Exercise prompt → Using the listing below, report all lines holding the word "name".
[start of Supplied data]
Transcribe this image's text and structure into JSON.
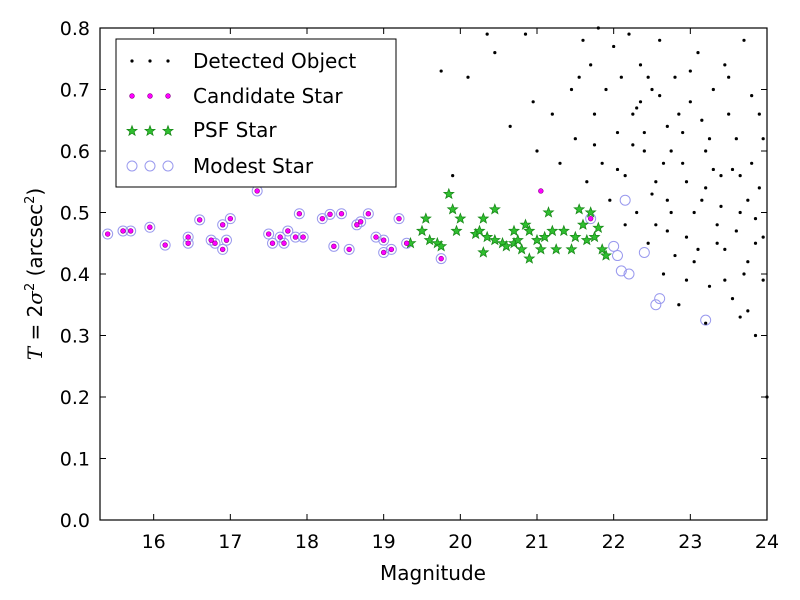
{
  "chart_data": {
    "type": "scatter",
    "xlabel": "Magnitude",
    "ylabel_parts": {
      "var": "T",
      "eq": " = 2",
      "sigma": "σ",
      "sq": "2",
      "unit": " (arcsec",
      "unit_sq": "2",
      "close": ")"
    },
    "xlim": [
      15.3,
      24
    ],
    "ylim": [
      0,
      0.8
    ],
    "xticks": [
      "16",
      "17",
      "18",
      "19",
      "20",
      "21",
      "22",
      "23",
      "24"
    ],
    "yticks": [
      "0.0",
      "0.1",
      "0.2",
      "0.3",
      "0.4",
      "0.5",
      "0.6",
      "0.7",
      "0.8"
    ],
    "grid": false,
    "legend_position": "top-left",
    "legend": [
      "Detected Object",
      "Candidate Star",
      "PSF Star",
      "Modest Star"
    ],
    "colors": {
      "detected": "#000000",
      "candidate": "#ff00ff",
      "psf": "#1a8a1a",
      "modest": "#9999ee"
    },
    "series": [
      {
        "name": "Detected Object",
        "points": [
          [
            19.75,
            0.73
          ],
          [
            19.9,
            0.56
          ],
          [
            20.1,
            0.72
          ],
          [
            20.35,
            0.79
          ],
          [
            20.45,
            0.76
          ],
          [
            20.65,
            0.64
          ],
          [
            20.85,
            0.79
          ],
          [
            20.95,
            0.68
          ],
          [
            21.0,
            0.6
          ],
          [
            21.2,
            0.66
          ],
          [
            21.3,
            0.58
          ],
          [
            21.45,
            0.7
          ],
          [
            21.5,
            0.62
          ],
          [
            21.6,
            0.78
          ],
          [
            21.65,
            0.55
          ],
          [
            21.7,
            0.74
          ],
          [
            21.75,
            0.66
          ],
          [
            21.8,
            0.8
          ],
          [
            21.85,
            0.58
          ],
          [
            21.9,
            0.7
          ],
          [
            21.95,
            0.52
          ],
          [
            22.0,
            0.77
          ],
          [
            22.05,
            0.63
          ],
          [
            22.1,
            0.72
          ],
          [
            22.15,
            0.56
          ],
          [
            22.2,
            0.79
          ],
          [
            22.25,
            0.66
          ],
          [
            22.3,
            0.5
          ],
          [
            22.35,
            0.74
          ],
          [
            22.4,
            0.6
          ],
          [
            22.45,
            0.45
          ],
          [
            22.5,
            0.7
          ],
          [
            22.55,
            0.55
          ],
          [
            22.6,
            0.78
          ],
          [
            22.65,
            0.4
          ],
          [
            22.7,
            0.64
          ],
          [
            22.75,
            0.5
          ],
          [
            22.8,
            0.72
          ],
          [
            22.85,
            0.35
          ],
          [
            22.9,
            0.58
          ],
          [
            22.95,
            0.46
          ],
          [
            23.0,
            0.68
          ],
          [
            23.05,
            0.42
          ],
          [
            23.1,
            0.76
          ],
          [
            23.15,
            0.52
          ],
          [
            23.2,
            0.6
          ],
          [
            23.25,
            0.38
          ],
          [
            23.3,
            0.7
          ],
          [
            23.35,
            0.48
          ],
          [
            23.4,
            0.56
          ],
          [
            23.45,
            0.44
          ],
          [
            23.5,
            0.72
          ],
          [
            23.55,
            0.36
          ],
          [
            23.6,
            0.62
          ],
          [
            23.65,
            0.5
          ],
          [
            23.7,
            0.78
          ],
          [
            23.75,
            0.42
          ],
          [
            23.8,
            0.58
          ],
          [
            23.85,
            0.3
          ],
          [
            23.9,
            0.66
          ],
          [
            23.95,
            0.46
          ],
          [
            24.0,
            0.2
          ],
          [
            22.35,
            0.68
          ],
          [
            22.55,
            0.48
          ],
          [
            22.75,
            0.6
          ],
          [
            22.95,
            0.55
          ],
          [
            23.15,
            0.65
          ],
          [
            23.35,
            0.45
          ],
          [
            23.55,
            0.57
          ],
          [
            23.75,
            0.52
          ],
          [
            23.95,
            0.62
          ],
          [
            22.45,
            0.72
          ],
          [
            22.65,
            0.58
          ],
          [
            22.85,
            0.66
          ],
          [
            23.05,
            0.5
          ],
          [
            23.25,
            0.62
          ],
          [
            23.45,
            0.74
          ],
          [
            23.65,
            0.56
          ],
          [
            23.85,
            0.49
          ],
          [
            22.25,
            0.61
          ],
          [
            22.5,
            0.53
          ],
          [
            22.7,
            0.47
          ],
          [
            22.9,
            0.63
          ],
          [
            23.1,
            0.44
          ],
          [
            23.3,
            0.57
          ],
          [
            23.5,
            0.66
          ],
          [
            23.7,
            0.4
          ],
          [
            23.9,
            0.54
          ],
          [
            22.15,
            0.48
          ],
          [
            22.6,
            0.69
          ],
          [
            23.0,
            0.73
          ],
          [
            23.4,
            0.51
          ],
          [
            23.8,
            0.69
          ],
          [
            22.8,
            0.43
          ],
          [
            23.2,
            0.54
          ],
          [
            23.6,
            0.47
          ],
          [
            22.4,
            0.63
          ],
          [
            23.95,
            0.39
          ],
          [
            21.75,
            0.61
          ],
          [
            21.55,
            0.72
          ],
          [
            22.05,
            0.57
          ],
          [
            22.3,
            0.67
          ],
          [
            23.45,
            0.39
          ],
          [
            23.75,
            0.34
          ],
          [
            23.85,
            0.45
          ],
          [
            23.65,
            0.33
          ],
          [
            23.2,
            0.32
          ],
          [
            22.95,
            0.39
          ],
          [
            22.7,
            0.52
          ]
        ]
      },
      {
        "name": "Candidate Star",
        "points": [
          [
            15.4,
            0.465
          ],
          [
            15.6,
            0.47
          ],
          [
            15.7,
            0.47
          ],
          [
            15.95,
            0.476
          ],
          [
            16.15,
            0.447
          ],
          [
            16.45,
            0.46
          ],
          [
            16.45,
            0.45
          ],
          [
            16.6,
            0.488
          ],
          [
            16.75,
            0.455
          ],
          [
            16.8,
            0.45
          ],
          [
            16.9,
            0.44
          ],
          [
            16.9,
            0.48
          ],
          [
            16.95,
            0.455
          ],
          [
            17.0,
            0.49
          ],
          [
            17.35,
            0.535
          ],
          [
            17.5,
            0.465
          ],
          [
            17.55,
            0.45
          ],
          [
            17.65,
            0.46
          ],
          [
            17.7,
            0.45
          ],
          [
            17.75,
            0.47
          ],
          [
            17.85,
            0.46
          ],
          [
            17.9,
            0.498
          ],
          [
            17.95,
            0.46
          ],
          [
            18.2,
            0.49
          ],
          [
            18.3,
            0.497
          ],
          [
            18.35,
            0.445
          ],
          [
            18.45,
            0.498
          ],
          [
            18.55,
            0.44
          ],
          [
            18.65,
            0.48
          ],
          [
            18.7,
            0.485
          ],
          [
            18.8,
            0.498
          ],
          [
            18.9,
            0.46
          ],
          [
            19.0,
            0.455
          ],
          [
            19.0,
            0.435
          ],
          [
            19.1,
            0.44
          ],
          [
            19.2,
            0.49
          ],
          [
            19.3,
            0.45
          ],
          [
            19.75,
            0.425
          ],
          [
            21.05,
            0.535
          ],
          [
            21.7,
            0.49
          ]
        ]
      },
      {
        "name": "PSF Star",
        "points": [
          [
            19.35,
            0.45
          ],
          [
            19.5,
            0.47
          ],
          [
            19.55,
            0.49
          ],
          [
            19.6,
            0.455
          ],
          [
            19.7,
            0.45
          ],
          [
            19.75,
            0.445
          ],
          [
            19.85,
            0.53
          ],
          [
            19.9,
            0.505
          ],
          [
            19.95,
            0.47
          ],
          [
            20.0,
            0.49
          ],
          [
            20.2,
            0.465
          ],
          [
            20.25,
            0.47
          ],
          [
            20.3,
            0.435
          ],
          [
            20.3,
            0.49
          ],
          [
            20.35,
            0.46
          ],
          [
            20.45,
            0.505
          ],
          [
            20.45,
            0.455
          ],
          [
            20.55,
            0.45
          ],
          [
            20.6,
            0.445
          ],
          [
            20.7,
            0.45
          ],
          [
            20.7,
            0.47
          ],
          [
            20.75,
            0.455
          ],
          [
            20.8,
            0.44
          ],
          [
            20.85,
            0.48
          ],
          [
            20.9,
            0.47
          ],
          [
            20.9,
            0.425
          ],
          [
            21.0,
            0.455
          ],
          [
            21.05,
            0.44
          ],
          [
            21.1,
            0.46
          ],
          [
            21.15,
            0.5
          ],
          [
            21.2,
            0.47
          ],
          [
            21.25,
            0.44
          ],
          [
            21.35,
            0.47
          ],
          [
            21.45,
            0.44
          ],
          [
            21.5,
            0.46
          ],
          [
            21.55,
            0.505
          ],
          [
            21.6,
            0.48
          ],
          [
            21.65,
            0.455
          ],
          [
            21.7,
            0.5
          ],
          [
            21.75,
            0.46
          ],
          [
            21.8,
            0.475
          ],
          [
            21.85,
            0.44
          ],
          [
            21.9,
            0.43
          ]
        ]
      },
      {
        "name": "Modest Star",
        "points": [
          [
            15.4,
            0.465
          ],
          [
            15.6,
            0.47
          ],
          [
            15.7,
            0.47
          ],
          [
            15.95,
            0.476
          ],
          [
            16.15,
            0.447
          ],
          [
            16.45,
            0.46
          ],
          [
            16.45,
            0.45
          ],
          [
            16.6,
            0.488
          ],
          [
            16.75,
            0.455
          ],
          [
            16.8,
            0.45
          ],
          [
            16.9,
            0.44
          ],
          [
            16.9,
            0.48
          ],
          [
            16.95,
            0.455
          ],
          [
            17.0,
            0.49
          ],
          [
            17.35,
            0.535
          ],
          [
            17.5,
            0.465
          ],
          [
            17.55,
            0.45
          ],
          [
            17.65,
            0.46
          ],
          [
            17.7,
            0.45
          ],
          [
            17.75,
            0.47
          ],
          [
            17.85,
            0.46
          ],
          [
            17.9,
            0.498
          ],
          [
            17.95,
            0.46
          ],
          [
            18.2,
            0.49
          ],
          [
            18.3,
            0.497
          ],
          [
            18.35,
            0.445
          ],
          [
            18.45,
            0.498
          ],
          [
            18.55,
            0.44
          ],
          [
            18.65,
            0.48
          ],
          [
            18.7,
            0.485
          ],
          [
            18.8,
            0.498
          ],
          [
            18.9,
            0.46
          ],
          [
            19.0,
            0.455
          ],
          [
            19.0,
            0.435
          ],
          [
            19.1,
            0.44
          ],
          [
            19.2,
            0.49
          ],
          [
            19.3,
            0.45
          ],
          [
            19.75,
            0.425
          ],
          [
            21.7,
            0.49
          ],
          [
            22.0,
            0.445
          ],
          [
            22.05,
            0.43
          ],
          [
            22.1,
            0.405
          ],
          [
            22.15,
            0.52
          ],
          [
            22.2,
            0.4
          ],
          [
            22.4,
            0.435
          ],
          [
            22.55,
            0.35
          ],
          [
            22.6,
            0.36
          ],
          [
            23.2,
            0.325
          ]
        ]
      }
    ]
  }
}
[end of Supplied data]
Task output →
        "name": "Detected Object",
        "name": "Candidate Star",
        "name": "PSF Star",
        "name": "Modest Star",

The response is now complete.